▶ WHAT TO DO
Quote the whole listing exactly. Leave the pictures out of your copy.

:: RECORDED INFORMATION

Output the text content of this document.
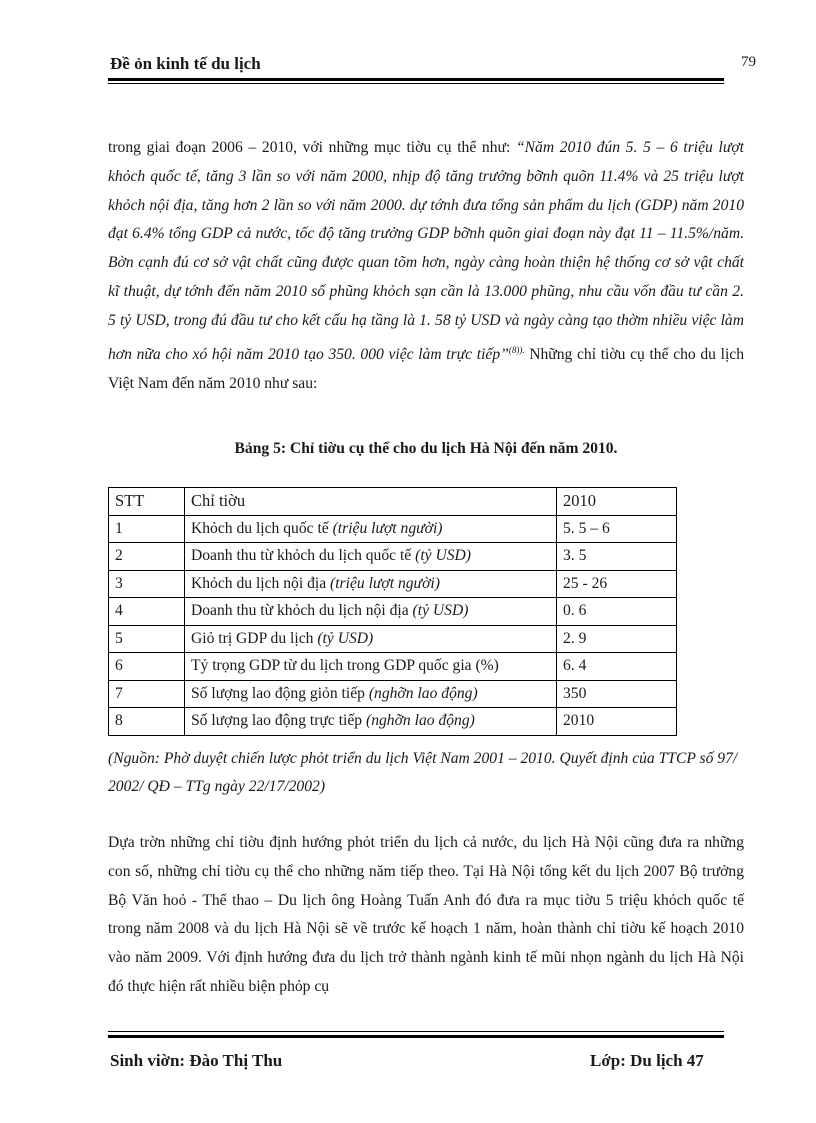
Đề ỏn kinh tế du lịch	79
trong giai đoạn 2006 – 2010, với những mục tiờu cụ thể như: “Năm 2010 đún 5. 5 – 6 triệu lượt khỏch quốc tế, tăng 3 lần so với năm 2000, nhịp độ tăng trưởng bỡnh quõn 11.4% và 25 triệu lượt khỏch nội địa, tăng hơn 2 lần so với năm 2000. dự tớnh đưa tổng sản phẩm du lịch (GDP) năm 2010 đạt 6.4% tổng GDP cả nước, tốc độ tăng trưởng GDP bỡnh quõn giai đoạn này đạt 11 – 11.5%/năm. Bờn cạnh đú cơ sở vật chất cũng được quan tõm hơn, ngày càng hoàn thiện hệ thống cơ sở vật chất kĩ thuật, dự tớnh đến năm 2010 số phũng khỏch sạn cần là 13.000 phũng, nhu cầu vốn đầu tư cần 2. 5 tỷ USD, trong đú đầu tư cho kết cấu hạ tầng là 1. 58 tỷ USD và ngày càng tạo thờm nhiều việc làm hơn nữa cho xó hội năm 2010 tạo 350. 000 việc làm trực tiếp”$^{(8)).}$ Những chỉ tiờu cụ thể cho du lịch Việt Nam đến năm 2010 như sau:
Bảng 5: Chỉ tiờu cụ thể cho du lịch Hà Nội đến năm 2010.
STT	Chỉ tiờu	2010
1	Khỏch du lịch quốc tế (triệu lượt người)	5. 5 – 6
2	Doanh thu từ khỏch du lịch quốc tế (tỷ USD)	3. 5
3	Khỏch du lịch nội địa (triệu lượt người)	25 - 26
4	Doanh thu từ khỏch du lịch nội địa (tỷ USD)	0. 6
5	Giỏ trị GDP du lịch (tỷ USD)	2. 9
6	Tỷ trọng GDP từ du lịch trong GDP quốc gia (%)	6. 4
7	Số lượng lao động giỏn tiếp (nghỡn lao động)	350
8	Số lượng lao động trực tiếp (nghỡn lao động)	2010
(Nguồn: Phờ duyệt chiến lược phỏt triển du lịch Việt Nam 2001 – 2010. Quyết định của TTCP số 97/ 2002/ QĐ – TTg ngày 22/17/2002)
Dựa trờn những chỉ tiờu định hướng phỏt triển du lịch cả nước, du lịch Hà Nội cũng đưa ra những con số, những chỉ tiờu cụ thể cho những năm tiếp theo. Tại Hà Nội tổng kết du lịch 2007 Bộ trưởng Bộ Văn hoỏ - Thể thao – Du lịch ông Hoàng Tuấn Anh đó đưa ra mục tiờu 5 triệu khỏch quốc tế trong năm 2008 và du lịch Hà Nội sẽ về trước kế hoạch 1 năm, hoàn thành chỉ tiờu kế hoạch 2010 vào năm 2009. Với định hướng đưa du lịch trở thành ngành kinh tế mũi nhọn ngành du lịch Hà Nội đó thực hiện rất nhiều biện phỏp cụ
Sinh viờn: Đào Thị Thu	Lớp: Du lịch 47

::::

▶ THE OUTPUT
Output the text content of this document.
Đề ỏn kinh tế du lịch	79
trong giai đoạn 2006 – 2010, với những mục tiờu cụ thể như: “Năm 2010 đún 5. 5 – 6 triệu lượt khỏch quốc tế, tăng 3 lần so với năm 2000, nhịp độ tăng trưởng bỡnh quõn 11.4% và 25 triệu lượt khỏch nội địa, tăng hơn 2 lần so với năm 2000. dự tớnh đưa tổng sản phẩm du lịch (GDP) năm 2010 đạt 6.4% tổng GDP cả nước, tốc độ tăng trưởng GDP bỡnh quõn giai đoạn này đạt 11 – 11.5%/năm. Bờn cạnh đú cơ sở vật chất cũng được quan tõm hơn, ngày càng hoàn thiện hệ thống cơ sở vật chất kĩ thuật, dự tớnh đến năm 2010 số phũng khỏch sạn cần là 13.000 phũng, nhu cầu vốn đầu tư cần 2. 5 tỷ USD, trong đú đầu tư cho kết cấu hạ tầng là 1. 58 tỷ USD và ngày càng tạo thờm nhiều việc làm hơn nữa cho xó hội năm 2010 tạo 350. 000 việc làm trực tiếp”$^{(8)).}$ Những chỉ tiờu cụ thể cho du lịch Việt Nam đến năm 2010 như sau:
Bảng 5: Chỉ tiờu cụ thể cho du lịch Hà Nội đến năm 2010.
STT	Chỉ tiờu	2010
1	Khỏch du lịch quốc tế (triệu lượt người)	5. 5 – 6
2	Doanh thu từ khỏch du lịch quốc tế (tỷ USD)	3. 5
3	Khỏch du lịch nội địa (triệu lượt người)	25 - 26
4	Doanh thu từ khỏch du lịch nội địa (tỷ USD)	0. 6
5	Giỏ trị GDP du lịch (tỷ USD)	2. 9
6	Tỷ trọng GDP từ du lịch trong GDP quốc gia (%)	6. 4
7	Số lượng lao động giỏn tiếp (nghỡn lao động)	350
8	Số lượng lao động trực tiếp (nghỡn lao động)	2010
(Nguồn: Phờ duyệt chiến lược phỏt triển du lịch Việt Nam 2001 – 2010. Quyết định của TTCP số 97/ 2002/ QĐ – TTg ngày 22/17/2002)
Dựa trờn những chỉ tiờu định hướng phỏt triển du lịch cả nước, du lịch Hà Nội cũng đưa ra những con số, những chỉ tiờu cụ thể cho những năm tiếp theo. Tại Hà Nội tổng kết du lịch 2007 Bộ trưởng Bộ Văn hoỏ - Thể thao – Du lịch ông Hoàng Tuấn Anh đó đưa ra mục tiờu 5 triệu khỏch quốc tế trong năm 2008 và du lịch Hà Nội sẽ về trước kế hoạch 1 năm, hoàn thành chỉ tiờu kế hoạch 2010 vào năm 2009. Với định hướng đưa du lịch trở thành ngành kinh tế mũi nhọn ngành du lịch Hà Nội đó thực hiện rất nhiều biện phỏp cụ
Sinh viờn: Đào Thị Thu	Lớp: Du lịch 47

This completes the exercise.